───── READING TEXT ─────
Thursday, November 14, 2013

Mower, Memories and a Book

Kind of funny that you asked me to note the moon's phases and see if my emotions are cyclical.  Today, after work, I finished mowing my lawn - it was cold.  I mowed until the mower ran out of gas, then put the mower away for the winter.  I put my unused bicycle away for the winter.  Then I planted 15 pink tulip bulbs from the baby shower last spring.  As I finished, it was getting dark, and I looked just over the larch trees and saw an almost full moon.  I remembered what I told you about my old friend's little ceremony and made a statement to the universe about what I would like to release.

So it is almost full moon.  I'll try to remember that.

As I was mowing my mind started wandering.  It is always fascinating where an unleashed mind will go.  I ended up on Christmas Day in the late 1970s.  B#3 gave me a book about The Rocky Horror Picture Show, because I had seen it so many times with a group of friends (some of whom are still friends!)  I laughed, because I like the book, then told him I had this particular book and asked if he wanted to keep it.  The 2013 me wondered why I was so graceless.  Why didn't I say thank you and give him a big hug?

I hit a moment of - What was wrong with me???

And it seems unconnected, but it all started when I spoke with someone from Europe about a recent accident.  A broken radius led to 6 weeks off.  When I broke my wrist, I didn't miss a day.  I didn't miss a minute of work.  I was thinking about the way American workers are treated, and how expendable we are.  It took me sort of into a funk that landed on Christmas, with me berating myself.

Interesting progression...

I also had an interesting conversation with an economist.  We started out talking about the virtual online currency that is suddenly becoming popular.  I had two thoughts about it.  But the talk ended with my observation that there have been societies that functioned without money.  That I believe currency is based in competition.  Cooperation does not need currency.  He understood me.  I was shocked.

That's my day...my strange day.
───── GIVEN ENTRIES ─────
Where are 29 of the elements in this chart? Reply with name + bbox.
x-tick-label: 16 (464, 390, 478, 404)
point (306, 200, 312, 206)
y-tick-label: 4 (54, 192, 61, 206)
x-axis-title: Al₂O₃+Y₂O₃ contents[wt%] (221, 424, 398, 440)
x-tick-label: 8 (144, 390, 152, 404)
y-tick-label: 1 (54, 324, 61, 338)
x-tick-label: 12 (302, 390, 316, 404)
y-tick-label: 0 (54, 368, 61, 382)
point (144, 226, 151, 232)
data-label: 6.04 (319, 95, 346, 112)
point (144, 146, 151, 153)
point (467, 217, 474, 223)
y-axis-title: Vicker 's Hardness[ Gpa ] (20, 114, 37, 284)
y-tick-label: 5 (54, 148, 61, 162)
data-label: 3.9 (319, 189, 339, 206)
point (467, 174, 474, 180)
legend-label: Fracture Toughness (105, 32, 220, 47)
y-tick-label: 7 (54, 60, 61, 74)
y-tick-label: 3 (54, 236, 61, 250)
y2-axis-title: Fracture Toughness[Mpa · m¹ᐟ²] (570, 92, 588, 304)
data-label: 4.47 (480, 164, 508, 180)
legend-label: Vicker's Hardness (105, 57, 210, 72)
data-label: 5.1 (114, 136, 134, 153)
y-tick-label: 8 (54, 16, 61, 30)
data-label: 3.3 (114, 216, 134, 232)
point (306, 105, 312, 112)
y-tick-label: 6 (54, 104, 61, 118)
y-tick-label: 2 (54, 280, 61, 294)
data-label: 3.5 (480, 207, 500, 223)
─────
* **PROBLEM TO WORK ON**
Would you copy the mowing post word for word, everything from "And it seems" down to "Interesting progression..."?

* **RESULT FOR THIS TASK**
And it seems unconnected, but it all started when I spoke with someone from Europe about a recent accident.  A broken radius led to 6 weeks off.  When I broke my wrist, I didn't miss a day.  I didn't miss a minute of work.  I was thinking about the way American workers are treated, and how expendable we are.  It took me sort of into a funk that landed on Christmas, with me berating myself.

Interesting progression...